_Task prompt:_ Look through the lines of the material and count those containing "Activity". Give that count alone.

_Records for the exercise:_
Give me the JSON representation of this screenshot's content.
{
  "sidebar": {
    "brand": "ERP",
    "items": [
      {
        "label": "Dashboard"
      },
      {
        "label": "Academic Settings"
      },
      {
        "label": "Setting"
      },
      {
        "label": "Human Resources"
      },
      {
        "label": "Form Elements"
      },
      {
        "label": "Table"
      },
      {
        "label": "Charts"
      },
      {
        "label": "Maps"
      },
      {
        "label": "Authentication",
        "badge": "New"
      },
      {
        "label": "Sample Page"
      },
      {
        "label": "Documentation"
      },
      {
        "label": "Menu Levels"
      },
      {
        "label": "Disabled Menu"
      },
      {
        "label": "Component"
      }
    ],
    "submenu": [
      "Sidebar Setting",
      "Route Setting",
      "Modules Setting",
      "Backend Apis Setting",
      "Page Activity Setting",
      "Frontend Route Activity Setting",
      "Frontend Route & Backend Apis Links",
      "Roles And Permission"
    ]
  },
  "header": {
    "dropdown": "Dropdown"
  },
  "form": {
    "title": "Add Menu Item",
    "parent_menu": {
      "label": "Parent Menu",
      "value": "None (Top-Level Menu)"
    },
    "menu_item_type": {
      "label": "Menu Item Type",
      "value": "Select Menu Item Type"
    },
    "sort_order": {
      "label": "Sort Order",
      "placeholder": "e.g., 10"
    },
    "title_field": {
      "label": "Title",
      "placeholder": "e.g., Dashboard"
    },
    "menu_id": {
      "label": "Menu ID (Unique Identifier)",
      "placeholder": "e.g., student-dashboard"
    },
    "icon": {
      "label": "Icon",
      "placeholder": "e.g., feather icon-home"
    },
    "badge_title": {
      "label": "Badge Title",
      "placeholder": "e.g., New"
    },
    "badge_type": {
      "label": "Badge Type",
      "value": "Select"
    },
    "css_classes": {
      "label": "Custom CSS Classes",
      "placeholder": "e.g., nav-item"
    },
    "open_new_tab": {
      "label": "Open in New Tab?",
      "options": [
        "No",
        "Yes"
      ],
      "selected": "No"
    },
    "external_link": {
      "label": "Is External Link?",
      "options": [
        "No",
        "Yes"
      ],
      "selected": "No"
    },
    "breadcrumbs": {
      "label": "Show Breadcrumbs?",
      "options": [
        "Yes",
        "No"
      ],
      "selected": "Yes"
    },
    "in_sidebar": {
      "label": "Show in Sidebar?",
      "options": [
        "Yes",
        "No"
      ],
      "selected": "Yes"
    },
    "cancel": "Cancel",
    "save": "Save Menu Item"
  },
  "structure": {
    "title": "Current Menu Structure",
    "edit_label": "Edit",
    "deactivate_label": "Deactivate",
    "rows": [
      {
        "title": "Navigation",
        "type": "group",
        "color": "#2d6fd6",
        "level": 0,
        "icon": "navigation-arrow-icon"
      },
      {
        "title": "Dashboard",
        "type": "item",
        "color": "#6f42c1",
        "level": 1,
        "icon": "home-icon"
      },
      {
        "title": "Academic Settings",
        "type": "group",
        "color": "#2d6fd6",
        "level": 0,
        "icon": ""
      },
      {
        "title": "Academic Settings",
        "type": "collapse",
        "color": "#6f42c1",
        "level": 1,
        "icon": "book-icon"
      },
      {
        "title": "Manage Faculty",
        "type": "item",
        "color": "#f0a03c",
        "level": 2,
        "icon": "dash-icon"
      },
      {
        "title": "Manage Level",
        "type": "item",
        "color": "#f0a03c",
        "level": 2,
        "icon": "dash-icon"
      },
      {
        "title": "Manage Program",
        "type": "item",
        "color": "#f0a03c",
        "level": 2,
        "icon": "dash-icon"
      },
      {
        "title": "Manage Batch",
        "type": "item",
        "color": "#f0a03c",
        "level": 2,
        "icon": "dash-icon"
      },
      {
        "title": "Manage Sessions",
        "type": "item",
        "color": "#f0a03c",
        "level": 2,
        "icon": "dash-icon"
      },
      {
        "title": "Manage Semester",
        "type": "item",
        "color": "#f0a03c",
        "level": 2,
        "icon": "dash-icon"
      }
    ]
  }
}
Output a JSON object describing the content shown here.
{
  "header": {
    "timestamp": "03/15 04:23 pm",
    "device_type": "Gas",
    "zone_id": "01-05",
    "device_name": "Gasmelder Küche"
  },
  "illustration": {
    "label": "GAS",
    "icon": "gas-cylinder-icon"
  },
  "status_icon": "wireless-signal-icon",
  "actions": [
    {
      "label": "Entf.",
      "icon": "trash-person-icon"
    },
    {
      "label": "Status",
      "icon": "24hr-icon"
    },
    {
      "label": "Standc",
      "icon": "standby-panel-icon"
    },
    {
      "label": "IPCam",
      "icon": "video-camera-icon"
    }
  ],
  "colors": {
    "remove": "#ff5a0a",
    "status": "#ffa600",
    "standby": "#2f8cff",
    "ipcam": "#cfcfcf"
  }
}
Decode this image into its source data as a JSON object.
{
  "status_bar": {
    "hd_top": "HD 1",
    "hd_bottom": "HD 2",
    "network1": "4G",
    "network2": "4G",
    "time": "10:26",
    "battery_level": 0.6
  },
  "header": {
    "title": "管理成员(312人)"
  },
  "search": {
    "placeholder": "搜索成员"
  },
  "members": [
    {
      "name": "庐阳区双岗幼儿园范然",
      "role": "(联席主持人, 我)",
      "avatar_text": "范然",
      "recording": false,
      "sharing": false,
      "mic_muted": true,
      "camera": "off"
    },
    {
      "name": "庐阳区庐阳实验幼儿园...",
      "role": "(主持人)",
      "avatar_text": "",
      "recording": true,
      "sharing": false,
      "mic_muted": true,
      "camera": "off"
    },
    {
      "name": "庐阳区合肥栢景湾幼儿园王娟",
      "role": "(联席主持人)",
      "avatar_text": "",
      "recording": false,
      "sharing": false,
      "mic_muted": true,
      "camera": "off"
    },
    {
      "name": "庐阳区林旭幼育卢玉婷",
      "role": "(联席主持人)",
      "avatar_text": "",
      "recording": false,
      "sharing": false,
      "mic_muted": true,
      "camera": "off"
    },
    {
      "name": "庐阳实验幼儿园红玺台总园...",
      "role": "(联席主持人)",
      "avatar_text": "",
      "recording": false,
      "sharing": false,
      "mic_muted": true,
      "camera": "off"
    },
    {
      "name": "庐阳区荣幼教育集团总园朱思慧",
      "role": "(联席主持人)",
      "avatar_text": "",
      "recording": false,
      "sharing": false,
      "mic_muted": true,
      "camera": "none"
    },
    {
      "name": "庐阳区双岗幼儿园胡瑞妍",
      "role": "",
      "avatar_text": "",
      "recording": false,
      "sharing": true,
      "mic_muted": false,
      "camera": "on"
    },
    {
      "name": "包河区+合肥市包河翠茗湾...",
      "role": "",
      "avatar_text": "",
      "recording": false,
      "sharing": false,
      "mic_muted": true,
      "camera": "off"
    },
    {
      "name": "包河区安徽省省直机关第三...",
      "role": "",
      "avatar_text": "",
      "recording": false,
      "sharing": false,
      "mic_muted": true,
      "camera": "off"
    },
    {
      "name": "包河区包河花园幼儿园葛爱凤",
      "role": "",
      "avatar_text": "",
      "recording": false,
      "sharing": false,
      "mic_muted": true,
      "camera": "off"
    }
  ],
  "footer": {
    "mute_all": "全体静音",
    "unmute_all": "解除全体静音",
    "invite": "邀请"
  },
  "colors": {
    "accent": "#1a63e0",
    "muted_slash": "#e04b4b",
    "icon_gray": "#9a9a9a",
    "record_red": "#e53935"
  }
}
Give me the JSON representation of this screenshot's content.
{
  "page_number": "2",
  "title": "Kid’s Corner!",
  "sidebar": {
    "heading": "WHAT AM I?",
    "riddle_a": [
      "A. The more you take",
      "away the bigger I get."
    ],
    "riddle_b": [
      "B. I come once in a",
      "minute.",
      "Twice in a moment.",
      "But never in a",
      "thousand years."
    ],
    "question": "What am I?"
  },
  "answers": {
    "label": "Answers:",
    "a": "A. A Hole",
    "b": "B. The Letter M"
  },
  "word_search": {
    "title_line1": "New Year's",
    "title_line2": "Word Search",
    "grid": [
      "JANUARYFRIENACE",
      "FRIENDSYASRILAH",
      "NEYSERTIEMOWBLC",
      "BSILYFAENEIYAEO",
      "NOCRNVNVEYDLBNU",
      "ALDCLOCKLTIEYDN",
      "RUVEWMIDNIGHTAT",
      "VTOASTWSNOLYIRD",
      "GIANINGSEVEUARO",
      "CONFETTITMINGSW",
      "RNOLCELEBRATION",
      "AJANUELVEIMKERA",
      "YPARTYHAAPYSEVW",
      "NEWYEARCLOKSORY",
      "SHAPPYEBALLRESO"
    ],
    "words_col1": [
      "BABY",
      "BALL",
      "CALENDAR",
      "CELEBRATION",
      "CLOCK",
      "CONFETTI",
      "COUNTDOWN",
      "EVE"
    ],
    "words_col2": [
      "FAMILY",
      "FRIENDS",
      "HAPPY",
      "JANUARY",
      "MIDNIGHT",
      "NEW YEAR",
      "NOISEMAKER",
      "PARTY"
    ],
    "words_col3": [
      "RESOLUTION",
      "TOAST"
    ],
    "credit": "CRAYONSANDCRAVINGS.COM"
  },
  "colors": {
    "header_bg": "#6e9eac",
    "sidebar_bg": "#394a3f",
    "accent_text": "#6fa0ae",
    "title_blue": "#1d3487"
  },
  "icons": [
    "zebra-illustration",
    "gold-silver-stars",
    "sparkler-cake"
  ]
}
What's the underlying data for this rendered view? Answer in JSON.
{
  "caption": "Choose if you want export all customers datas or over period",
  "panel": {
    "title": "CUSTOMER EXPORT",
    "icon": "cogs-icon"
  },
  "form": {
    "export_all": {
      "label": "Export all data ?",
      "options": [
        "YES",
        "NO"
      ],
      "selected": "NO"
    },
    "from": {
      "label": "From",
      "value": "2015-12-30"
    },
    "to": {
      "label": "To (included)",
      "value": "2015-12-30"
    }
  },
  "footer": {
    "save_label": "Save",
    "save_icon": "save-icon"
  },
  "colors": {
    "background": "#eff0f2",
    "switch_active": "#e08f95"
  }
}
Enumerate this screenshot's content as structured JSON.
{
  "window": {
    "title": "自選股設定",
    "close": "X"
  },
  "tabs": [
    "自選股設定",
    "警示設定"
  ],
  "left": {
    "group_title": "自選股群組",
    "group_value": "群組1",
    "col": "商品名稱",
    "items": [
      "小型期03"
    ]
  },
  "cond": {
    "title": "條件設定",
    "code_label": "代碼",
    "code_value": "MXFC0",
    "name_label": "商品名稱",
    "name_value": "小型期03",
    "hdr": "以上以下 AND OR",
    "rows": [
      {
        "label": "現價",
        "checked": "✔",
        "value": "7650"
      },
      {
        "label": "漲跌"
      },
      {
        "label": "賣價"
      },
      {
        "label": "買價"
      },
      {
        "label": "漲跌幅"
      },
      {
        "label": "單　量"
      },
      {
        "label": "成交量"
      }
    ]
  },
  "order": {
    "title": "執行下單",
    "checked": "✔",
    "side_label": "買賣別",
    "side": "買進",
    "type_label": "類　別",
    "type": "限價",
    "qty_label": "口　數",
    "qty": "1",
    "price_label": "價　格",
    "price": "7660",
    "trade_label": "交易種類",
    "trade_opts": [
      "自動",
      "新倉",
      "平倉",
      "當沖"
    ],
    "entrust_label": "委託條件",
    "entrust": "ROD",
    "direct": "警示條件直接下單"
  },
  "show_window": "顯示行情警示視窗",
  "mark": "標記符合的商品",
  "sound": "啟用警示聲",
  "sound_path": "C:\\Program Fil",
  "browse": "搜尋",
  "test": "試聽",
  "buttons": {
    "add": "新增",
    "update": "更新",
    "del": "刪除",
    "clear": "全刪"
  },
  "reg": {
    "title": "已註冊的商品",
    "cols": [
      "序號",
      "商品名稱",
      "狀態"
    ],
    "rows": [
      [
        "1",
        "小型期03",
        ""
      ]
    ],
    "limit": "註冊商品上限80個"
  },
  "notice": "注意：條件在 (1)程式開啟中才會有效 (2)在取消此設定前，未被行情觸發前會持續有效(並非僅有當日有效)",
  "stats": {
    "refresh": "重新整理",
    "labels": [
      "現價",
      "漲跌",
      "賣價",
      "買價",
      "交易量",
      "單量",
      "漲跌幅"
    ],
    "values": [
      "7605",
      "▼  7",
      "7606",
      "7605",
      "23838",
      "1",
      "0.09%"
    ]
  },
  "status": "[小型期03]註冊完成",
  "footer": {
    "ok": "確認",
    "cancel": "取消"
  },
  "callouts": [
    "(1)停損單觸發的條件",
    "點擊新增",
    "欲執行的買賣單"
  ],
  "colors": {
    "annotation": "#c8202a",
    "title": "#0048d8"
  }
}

_Full solution:_ 2